Collected data entries

===

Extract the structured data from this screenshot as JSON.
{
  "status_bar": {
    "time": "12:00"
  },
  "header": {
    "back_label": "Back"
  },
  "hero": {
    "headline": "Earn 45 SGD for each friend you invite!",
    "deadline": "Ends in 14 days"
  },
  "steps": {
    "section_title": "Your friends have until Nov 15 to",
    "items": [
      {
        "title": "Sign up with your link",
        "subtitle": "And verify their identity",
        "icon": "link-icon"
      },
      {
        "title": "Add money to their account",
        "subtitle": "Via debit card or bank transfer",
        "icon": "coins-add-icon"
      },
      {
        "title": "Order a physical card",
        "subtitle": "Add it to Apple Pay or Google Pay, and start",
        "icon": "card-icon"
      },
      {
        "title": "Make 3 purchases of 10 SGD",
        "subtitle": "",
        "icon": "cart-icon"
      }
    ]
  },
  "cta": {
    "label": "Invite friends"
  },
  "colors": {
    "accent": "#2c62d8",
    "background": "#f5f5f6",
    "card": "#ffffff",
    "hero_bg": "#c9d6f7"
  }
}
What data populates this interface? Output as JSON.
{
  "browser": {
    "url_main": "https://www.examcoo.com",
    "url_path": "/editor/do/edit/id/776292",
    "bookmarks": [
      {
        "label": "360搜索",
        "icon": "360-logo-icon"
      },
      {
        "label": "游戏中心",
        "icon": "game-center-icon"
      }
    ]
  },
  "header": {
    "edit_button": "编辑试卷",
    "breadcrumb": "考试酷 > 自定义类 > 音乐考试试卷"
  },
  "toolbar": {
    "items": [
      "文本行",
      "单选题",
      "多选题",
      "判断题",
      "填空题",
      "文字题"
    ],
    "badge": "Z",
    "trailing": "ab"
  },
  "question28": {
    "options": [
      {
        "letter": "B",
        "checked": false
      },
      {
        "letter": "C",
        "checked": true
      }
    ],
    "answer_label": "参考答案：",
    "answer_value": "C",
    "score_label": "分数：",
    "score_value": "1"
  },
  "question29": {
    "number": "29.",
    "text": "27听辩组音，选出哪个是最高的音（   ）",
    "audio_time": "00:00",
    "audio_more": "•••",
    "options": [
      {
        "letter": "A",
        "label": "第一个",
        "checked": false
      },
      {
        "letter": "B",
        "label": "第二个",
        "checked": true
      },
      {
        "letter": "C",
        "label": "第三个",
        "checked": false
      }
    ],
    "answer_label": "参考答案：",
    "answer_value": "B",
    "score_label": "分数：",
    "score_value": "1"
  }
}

===

**What the task requires**
Exactly as they are written, print the entries again.

**Written answer**
Extract the structured data from this screenshot as JSON.
{
  "status_bar": {
    "time": "12:00"
  },
  "header": {
    "back_label": "Back"
  },
  "hero": {
    "headline": "Earn 45 SGD for each friend you invite!",
    "deadline": "Ends in 14 days"
  },
  "steps": {
    "section_title": "Your friends have until Nov 15 to",
    "items": [
      {
        "title": "Sign up with your link",
        "subtitle": "And verify their identity",
        "icon": "link-icon"
      },
      {
        "title": "Add money to their account",
        "subtitle": "Via debit card or bank transfer",
        "icon": "coins-add-icon"
      },
      {
        "title": "Order a physical card",
        "subtitle": "Add it to Apple Pay or Google Pay, and start",
        "icon": "card-icon"
      },
      {
        "title": "Make 3 purchases of 10 SGD",
        "subtitle": "",
        "icon": "cart-icon"
      }
    ]
  },
  "cta": {
    "label": "Invite friends"
  },
  "colors": {
    "accent": "#2c62d8",
    "background": "#f5f5f6",
    "card": "#ffffff",
    "hero_bg": "#c9d6f7"
  }
}
What data populates this interface? Output as JSON.
{
  "browser": {
    "url_main": "https://www.examcoo.com",
    "url_path": "/editor/do/edit/id/776292",
    "bookmarks": [
      {
        "label": "360搜索",
        "icon": "360-logo-icon"
      },
      {
        "label": "游戏中心",
        "icon": "game-center-icon"
      }
    ]
  },
  "header": {
    "edit_button": "编辑试卷",
    "breadcrumb": "考试酷 > 自定义类 > 音乐考试试卷"
  },
  "toolbar": {
    "items": [
      "文本行",
      "单选题",
      "多选题",
      "判断题",
      "填空题",
      "文字题"
    ],
    "badge": "Z",
    "trailing": "ab"
  },
  "question28": {
    "options": [
      {
        "letter": "B",
        "checked": false
      },
      {
        "letter": "C",
        "checked": true
      }
    ],
    "answer_label": "参考答案：",
    "answer_value": "C",
    "score_label": "分数：",
    "score_value": "1"
  },
  "question29": {
    "number": "29.",
    "text": "27听辩组音，选出哪个是最高的音（   ）",
    "audio_time": "00:00",
    "audio_more": "•••",
    "options": [
      {
        "letter": "A",
        "label": "第一个",
        "checked": false
      },
      {
        "letter": "B",
        "label": "第二个",
        "checked": true
      },
      {
        "letter": "C",
        "label": "第三个",
        "checked": false
      }
    ],
    "answer_label": "参考答案：",
    "answer_value": "B",
    "score_label": "分数：",
    "score_value": "1"
  }
}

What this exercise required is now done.